_What the task asks_
Below are some records; reproduce every one of them exactly.

_Exercise inputs_

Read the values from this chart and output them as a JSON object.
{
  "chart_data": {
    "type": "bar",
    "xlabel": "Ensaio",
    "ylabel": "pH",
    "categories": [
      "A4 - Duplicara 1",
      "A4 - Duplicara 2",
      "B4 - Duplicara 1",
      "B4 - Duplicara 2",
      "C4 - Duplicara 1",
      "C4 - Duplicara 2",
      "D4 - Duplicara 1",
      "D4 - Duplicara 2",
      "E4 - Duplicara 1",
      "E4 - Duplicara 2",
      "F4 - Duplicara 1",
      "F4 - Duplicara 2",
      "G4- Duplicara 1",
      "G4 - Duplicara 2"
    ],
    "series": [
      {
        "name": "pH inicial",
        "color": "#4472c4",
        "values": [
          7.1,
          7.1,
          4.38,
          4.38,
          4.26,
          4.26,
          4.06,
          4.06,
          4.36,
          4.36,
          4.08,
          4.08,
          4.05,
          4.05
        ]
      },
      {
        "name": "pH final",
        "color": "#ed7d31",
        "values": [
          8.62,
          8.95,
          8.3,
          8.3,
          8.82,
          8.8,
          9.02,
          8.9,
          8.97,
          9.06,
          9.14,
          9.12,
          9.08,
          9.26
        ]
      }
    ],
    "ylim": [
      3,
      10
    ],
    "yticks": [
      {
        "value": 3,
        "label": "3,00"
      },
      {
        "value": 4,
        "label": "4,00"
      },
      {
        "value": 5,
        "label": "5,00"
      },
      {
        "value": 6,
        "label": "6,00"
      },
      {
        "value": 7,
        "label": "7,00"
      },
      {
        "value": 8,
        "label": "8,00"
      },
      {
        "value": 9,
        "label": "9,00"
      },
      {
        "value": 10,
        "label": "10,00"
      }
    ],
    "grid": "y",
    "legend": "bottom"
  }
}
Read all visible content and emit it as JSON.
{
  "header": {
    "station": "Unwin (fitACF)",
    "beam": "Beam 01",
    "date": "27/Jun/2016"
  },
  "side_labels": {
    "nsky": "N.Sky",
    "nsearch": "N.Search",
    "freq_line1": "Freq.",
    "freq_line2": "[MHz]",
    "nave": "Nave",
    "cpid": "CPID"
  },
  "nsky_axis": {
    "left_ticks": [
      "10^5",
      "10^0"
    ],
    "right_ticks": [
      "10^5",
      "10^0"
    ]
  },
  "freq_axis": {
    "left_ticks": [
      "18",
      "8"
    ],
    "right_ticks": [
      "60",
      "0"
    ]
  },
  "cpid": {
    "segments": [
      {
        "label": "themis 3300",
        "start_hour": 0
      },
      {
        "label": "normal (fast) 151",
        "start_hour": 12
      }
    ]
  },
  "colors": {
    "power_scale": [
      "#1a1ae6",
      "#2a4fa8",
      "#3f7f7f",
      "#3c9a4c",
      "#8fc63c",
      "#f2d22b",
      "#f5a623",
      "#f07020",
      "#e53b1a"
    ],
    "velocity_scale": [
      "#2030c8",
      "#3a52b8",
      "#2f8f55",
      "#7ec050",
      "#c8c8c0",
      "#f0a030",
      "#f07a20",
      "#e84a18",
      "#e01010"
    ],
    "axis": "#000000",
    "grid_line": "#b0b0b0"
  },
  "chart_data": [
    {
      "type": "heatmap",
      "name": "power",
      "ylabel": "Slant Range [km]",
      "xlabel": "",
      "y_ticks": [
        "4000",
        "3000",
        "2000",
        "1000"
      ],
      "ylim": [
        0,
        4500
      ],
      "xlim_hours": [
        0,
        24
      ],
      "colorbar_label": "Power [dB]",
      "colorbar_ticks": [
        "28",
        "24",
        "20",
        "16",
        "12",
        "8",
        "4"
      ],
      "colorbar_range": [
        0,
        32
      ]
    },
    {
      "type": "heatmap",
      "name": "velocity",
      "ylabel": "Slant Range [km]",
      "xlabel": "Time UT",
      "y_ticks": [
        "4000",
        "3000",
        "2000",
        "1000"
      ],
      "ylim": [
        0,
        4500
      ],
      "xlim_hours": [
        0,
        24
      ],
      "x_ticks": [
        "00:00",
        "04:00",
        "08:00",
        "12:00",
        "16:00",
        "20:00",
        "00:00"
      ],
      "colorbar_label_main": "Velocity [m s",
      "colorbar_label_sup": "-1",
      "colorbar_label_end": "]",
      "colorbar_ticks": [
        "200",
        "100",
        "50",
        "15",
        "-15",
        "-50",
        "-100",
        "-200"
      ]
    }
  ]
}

_Task output_
Read the values from this chart and output them as a JSON object.
{
  "chart_data": {
    "type": "bar",
    "xlabel": "Ensaio",
    "ylabel": "pH",
    "categories": [
      "A4 - Duplicara 1",
      "A4 - Duplicara 2",
      "B4 - Duplicara 1",
      "B4 - Duplicara 2",
      "C4 - Duplicara 1",
      "C4 - Duplicara 2",
      "D4 - Duplicara 1",
      "D4 - Duplicara 2",
      "E4 - Duplicara 1",
      "E4 - Duplicara 2",
      "F4 - Duplicara 1",
      "F4 - Duplicara 2",
      "G4- Duplicara 1",
      "G4 - Duplicara 2"
    ],
    "series": [
      {
        "name": "pH inicial",
        "color": "#4472c4",
        "values": [
          7.1,
          7.1,
          4.38,
          4.38,
          4.26,
          4.26,
          4.06,
          4.06,
          4.36,
          4.36,
          4.08,
          4.08,
          4.05,
          4.05
        ]
      },
      {
        "name": "pH final",
        "color": "#ed7d31",
        "values": [
          8.62,
          8.95,
          8.3,
          8.3,
          8.82,
          8.8,
          9.02,
          8.9,
          8.97,
          9.06,
          9.14,
          9.12,
          9.08,
          9.26
        ]
      }
    ],
    "ylim": [
      3,
      10
    ],
    "yticks": [
      {
        "value": 3,
        "label": "3,00"
      },
      {
        "value": 4,
        "label": "4,00"
      },
      {
        "value": 5,
        "label": "5,00"
      },
      {
        "value": 6,
        "label": "6,00"
      },
      {
        "value": 7,
        "label": "7,00"
      },
      {
        "value": 8,
        "label": "8,00"
      },
      {
        "value": 9,
        "label": "9,00"
      },
      {
        "value": 10,
        "label": "10,00"
      }
    ],
    "grid": "y",
    "legend": "bottom"
  }
}
Read all visible content and emit it as JSON.
{
  "header": {
    "station": "Unwin (fitACF)",
    "beam": "Beam 01",
    "date": "27/Jun/2016"
  },
  "side_labels": {
    "nsky": "N.Sky",
    "nsearch": "N.Search",
    "freq_line1": "Freq.",
    "freq_line2": "[MHz]",
    "nave": "Nave",
    "cpid": "CPID"
  },
  "nsky_axis": {
    "left_ticks": [
      "10^5",
      "10^0"
    ],
    "right_ticks": [
      "10^5",
      "10^0"
    ]
  },
  "freq_axis": {
    "left_ticks": [
      "18",
      "8"
    ],
    "right_ticks": [
      "60",
      "0"
    ]
  },
  "cpid": {
    "segments": [
      {
        "label": "themis 3300",
        "start_hour": 0
      },
      {
        "label": "normal (fast) 151",
        "start_hour": 12
      }
    ]
  },
  "colors": {
    "power_scale": [
      "#1a1ae6",
      "#2a4fa8",
      "#3f7f7f",
      "#3c9a4c",
      "#8fc63c",
      "#f2d22b",
      "#f5a623",
      "#f07020",
      "#e53b1a"
    ],
    "velocity_scale": [
      "#2030c8",
      "#3a52b8",
      "#2f8f55",
      "#7ec050",
      "#c8c8c0",
      "#f0a030",
      "#f07a20",
      "#e84a18",
      "#e01010"
    ],
    "axis": "#000000",
    "grid_line": "#b0b0b0"
  },
  "chart_data": [
    {
      "type": "heatmap",
      "name": "power",
      "ylabel": "Slant Range [km]",
      "xlabel": "",
      "y_ticks": [
        "4000",
        "3000",
        "2000",
        "1000"
      ],
      "ylim": [
        0,
        4500
      ],
      "xlim_hours": [
        0,
        24
      ],
      "colorbar_label": "Power [dB]",
      "colorbar_ticks": [
        "28",
        "24",
        "20",
        "16",
        "12",
        "8",
        "4"
      ],
      "colorbar_range": [
        0,
        32
      ]
    },
    {
      "type": "heatmap",
      "name": "velocity",
      "ylabel": "Slant Range [km]",
      "xlabel": "Time UT",
      "y_ticks": [
        "4000",
        "3000",
        "2000",
        "1000"
      ],
      "ylim": [
        0,
        4500
      ],
      "xlim_hours": [
        0,
        24
      ],
      "x_ticks": [
        "00:00",
        "04:00",
        "08:00",
        "12:00",
        "16:00",
        "20:00",
        "00:00"
      ],
      "colorbar_label_main": "Velocity [m s",
      "colorbar_label_sup": "-1",
      "colorbar_label_end": "]",
      "colorbar_ticks": [
        "200",
        "100",
        "50",
        "15",
        "-15",
        "-50",
        "-100",
        "-200"
      ]
    }
  ]
}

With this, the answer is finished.